== LISTED RECORDS

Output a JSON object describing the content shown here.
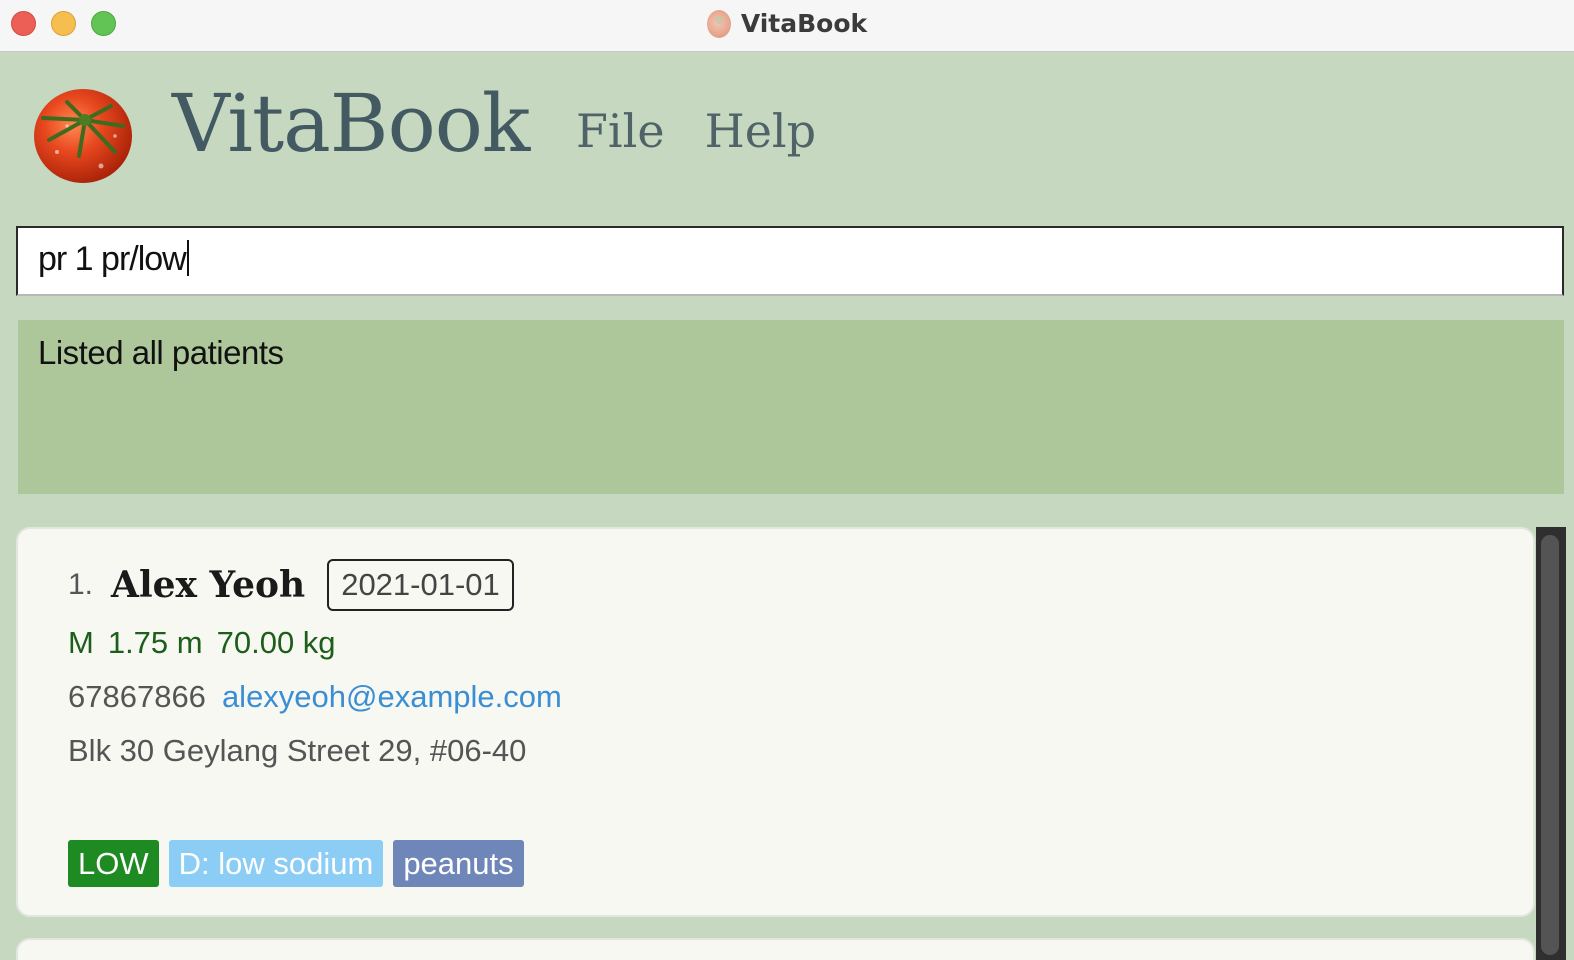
{
  "window": {
    "title": "VitaBook"
  },
  "header": {
    "brand": "VitaBook",
    "menu": [
      {
        "label": "File"
      },
      {
        "label": "Help"
      }
    ]
  },
  "command": {
    "value": "pr 1 pr/low"
  },
  "result": {
    "message": "Listed all patients"
  },
  "patients": [
    {
      "index": "1.",
      "name": "Alex Yeoh",
      "date": "2021-01-01",
      "sex": "M",
      "height": "1.75 m",
      "weight": "70.00 kg",
      "phone": "67867866",
      "email": "alexyeoh@example.com",
      "address": "Blk 30 Geylang Street 29, #06-40",
      "tags": [
        {
          "label": "LOW",
          "kind": "priority"
        },
        {
          "label": "D: low sodium",
          "kind": "diet"
        },
        {
          "label": "peanuts",
          "kind": "allergy"
        }
      ]
    }
  ],
  "colors": {
    "background": "#c6d8bf",
    "result_bg": "#adc69a",
    "brand_text": "#445a62",
    "priority_low": "#1d8a22",
    "diet_tag": "#8bcdf5",
    "allergy_tag": "#6f86b8",
    "email_link": "#3a8ed4",
    "vitals_text": "#1d5e1b"
  }
}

====

Your answer should be every line above that contains the word "patients".

TASK ANSWER>
    "message": "Listed all patients"
  "patients": [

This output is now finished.